GIVEN EXERCISE 1 —
Answer the following from the passage on crescent rolls:
(a) Which two kinds of rolls has the writer made each Thanksgiving as an adult?
(b) On what are the grandmother's handwritten roll recipes written?
(c) Where did the grandmother stash the extra basket of rolls?
GIVEN EXERCISE 2 — Return the portion of the passage on crescent rolls starting at "Each Thanksgiving that" and ending at "secretive hand gestures.".
GIVEN EXERCISE 3 — Identify every roll name that appears in the passage on crescent rolls, including the one in its title.

TEXT PASSAGE —
+--

No-Knead Rosemary Crescent Rolls

Each Thanksgiving that I have spent as an adult, whether we were eating at home or taking to the road to visit relatives, I have made two kinds of rolls; Honey Potato Wheat Rolls and Crescent Rolls. The truth is, though, that I have eaten one or both of these every single Thanksgiving of my life. I grew up on them. Both of these roll recipes are handwritten by my grandmother on index cards with her notes and advice. I can almost feel a hug from Grandma when I hold the recipe cards in my hand. I can see her wink at me while turning away from everyone and giving a secretive jerk of her thumb over her shoulder toward the extra basket of rolls she stashed on top of the refrigerator for me. Well, I assumed they were from me. My Grandma wasn’t much given to secretive hand gestures.

+--

PROVIDED RECORDS —
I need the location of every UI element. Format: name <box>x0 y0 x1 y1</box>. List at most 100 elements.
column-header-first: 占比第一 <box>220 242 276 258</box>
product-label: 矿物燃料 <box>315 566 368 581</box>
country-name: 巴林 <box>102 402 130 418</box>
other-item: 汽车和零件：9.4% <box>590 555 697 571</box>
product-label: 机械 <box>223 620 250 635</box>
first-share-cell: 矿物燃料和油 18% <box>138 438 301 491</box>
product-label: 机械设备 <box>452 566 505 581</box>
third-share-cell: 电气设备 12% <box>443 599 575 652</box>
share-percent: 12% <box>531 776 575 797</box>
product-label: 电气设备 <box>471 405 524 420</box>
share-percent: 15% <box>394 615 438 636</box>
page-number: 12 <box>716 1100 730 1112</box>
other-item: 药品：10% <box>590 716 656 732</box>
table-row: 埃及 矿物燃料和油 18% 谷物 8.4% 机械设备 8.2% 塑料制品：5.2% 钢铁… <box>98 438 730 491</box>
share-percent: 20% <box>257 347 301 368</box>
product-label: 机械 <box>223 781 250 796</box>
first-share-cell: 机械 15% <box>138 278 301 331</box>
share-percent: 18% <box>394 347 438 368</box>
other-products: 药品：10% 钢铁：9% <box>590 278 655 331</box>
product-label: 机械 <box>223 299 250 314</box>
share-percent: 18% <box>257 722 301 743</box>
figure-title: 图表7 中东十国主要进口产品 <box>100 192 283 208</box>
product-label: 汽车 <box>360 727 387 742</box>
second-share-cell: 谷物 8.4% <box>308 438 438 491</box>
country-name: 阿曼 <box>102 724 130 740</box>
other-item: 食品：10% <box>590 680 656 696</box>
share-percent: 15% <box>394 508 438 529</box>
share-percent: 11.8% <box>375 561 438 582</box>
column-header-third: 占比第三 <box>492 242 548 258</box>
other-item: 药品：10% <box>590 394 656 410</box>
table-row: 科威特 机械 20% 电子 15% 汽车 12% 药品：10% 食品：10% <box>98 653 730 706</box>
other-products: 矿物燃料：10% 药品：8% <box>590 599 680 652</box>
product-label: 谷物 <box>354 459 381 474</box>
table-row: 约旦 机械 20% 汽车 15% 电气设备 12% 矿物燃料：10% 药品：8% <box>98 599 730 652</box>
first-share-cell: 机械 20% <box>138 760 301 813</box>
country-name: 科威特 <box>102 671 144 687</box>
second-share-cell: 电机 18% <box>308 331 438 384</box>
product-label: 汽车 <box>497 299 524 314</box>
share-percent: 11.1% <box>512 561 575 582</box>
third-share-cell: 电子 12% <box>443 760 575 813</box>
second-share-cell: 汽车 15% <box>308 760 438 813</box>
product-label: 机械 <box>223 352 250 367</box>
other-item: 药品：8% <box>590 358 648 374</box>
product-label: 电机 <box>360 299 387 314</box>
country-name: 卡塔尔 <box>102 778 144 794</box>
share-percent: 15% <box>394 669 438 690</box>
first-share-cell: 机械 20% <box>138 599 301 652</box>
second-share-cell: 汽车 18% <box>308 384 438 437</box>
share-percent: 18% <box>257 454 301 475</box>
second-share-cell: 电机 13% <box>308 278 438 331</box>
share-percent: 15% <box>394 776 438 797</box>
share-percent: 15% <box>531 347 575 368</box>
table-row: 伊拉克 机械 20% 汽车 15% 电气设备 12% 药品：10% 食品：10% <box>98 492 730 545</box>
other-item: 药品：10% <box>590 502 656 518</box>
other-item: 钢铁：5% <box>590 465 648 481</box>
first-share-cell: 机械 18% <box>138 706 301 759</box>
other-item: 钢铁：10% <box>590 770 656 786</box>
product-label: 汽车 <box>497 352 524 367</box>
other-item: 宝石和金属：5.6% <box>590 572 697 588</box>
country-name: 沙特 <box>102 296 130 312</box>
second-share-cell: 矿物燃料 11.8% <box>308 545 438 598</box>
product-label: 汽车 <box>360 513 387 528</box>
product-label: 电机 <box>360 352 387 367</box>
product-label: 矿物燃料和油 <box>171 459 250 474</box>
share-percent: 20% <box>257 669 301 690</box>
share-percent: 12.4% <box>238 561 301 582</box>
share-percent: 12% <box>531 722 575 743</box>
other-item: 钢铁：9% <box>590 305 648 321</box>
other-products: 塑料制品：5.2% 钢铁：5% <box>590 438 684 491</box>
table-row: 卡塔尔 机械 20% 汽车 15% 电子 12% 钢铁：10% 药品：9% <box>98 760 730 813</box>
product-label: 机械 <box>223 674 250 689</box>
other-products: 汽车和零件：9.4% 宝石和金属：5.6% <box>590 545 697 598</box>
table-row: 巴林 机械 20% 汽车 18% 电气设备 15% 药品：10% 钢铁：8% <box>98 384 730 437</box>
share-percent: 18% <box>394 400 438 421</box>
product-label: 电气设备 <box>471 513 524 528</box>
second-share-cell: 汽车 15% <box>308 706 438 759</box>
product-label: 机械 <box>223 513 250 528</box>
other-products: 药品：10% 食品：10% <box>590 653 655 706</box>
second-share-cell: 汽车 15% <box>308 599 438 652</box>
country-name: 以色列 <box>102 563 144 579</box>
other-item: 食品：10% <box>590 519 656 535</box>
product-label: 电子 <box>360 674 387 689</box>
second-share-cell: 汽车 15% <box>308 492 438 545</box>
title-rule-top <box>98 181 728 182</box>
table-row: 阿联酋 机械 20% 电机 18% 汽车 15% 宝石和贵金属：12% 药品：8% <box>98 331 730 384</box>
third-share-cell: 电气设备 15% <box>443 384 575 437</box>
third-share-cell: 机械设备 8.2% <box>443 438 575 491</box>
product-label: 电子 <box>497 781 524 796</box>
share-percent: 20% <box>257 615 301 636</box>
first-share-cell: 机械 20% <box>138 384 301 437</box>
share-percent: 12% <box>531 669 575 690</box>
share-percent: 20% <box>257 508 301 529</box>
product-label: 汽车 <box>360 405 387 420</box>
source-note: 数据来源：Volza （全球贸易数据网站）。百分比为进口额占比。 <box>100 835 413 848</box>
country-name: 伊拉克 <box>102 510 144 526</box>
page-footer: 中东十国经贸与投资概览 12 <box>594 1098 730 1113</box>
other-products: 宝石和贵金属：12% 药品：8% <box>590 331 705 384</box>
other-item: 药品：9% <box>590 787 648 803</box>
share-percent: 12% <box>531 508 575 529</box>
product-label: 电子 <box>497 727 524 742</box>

+--

WRITTEN RESPONSE 1 —
(a) Honey Potato Wheat Rolls and Crescent Rolls.
(b) Index cards.
(c) On top of the refrigerator.

WRITTEN RESPONSE 2 —
Each Thanksgiving that I have spent as an adult, whether we were eating at home or taking to the road to visit relatives, I have made two kinds of rolls; Honey Potato Wheat Rolls and Crescent Rolls. The truth is, though, that I have eaten one or both of these every single Thanksgiving of my life. I grew up on them. Both of these roll recipes are handwritten by my grandmother on index cards with her notes and advice. I can almost feel a hug from Grandma when I hold the recipe cards in my hand. I can see her wink at me while turning away from everyone and giving a secretive jerk of her thumb over her shoulder toward the extra basket of rolls she stashed on top of the refrigerator for me. Well, I assumed they were from me. My Grandma wasn’t much given to secretive hand gestures.

WRITTEN RESPONSE 3 —
No-Knead Rosemary Crescent Rolls
Honey Potato Wheat Rolls
Crescent Rolls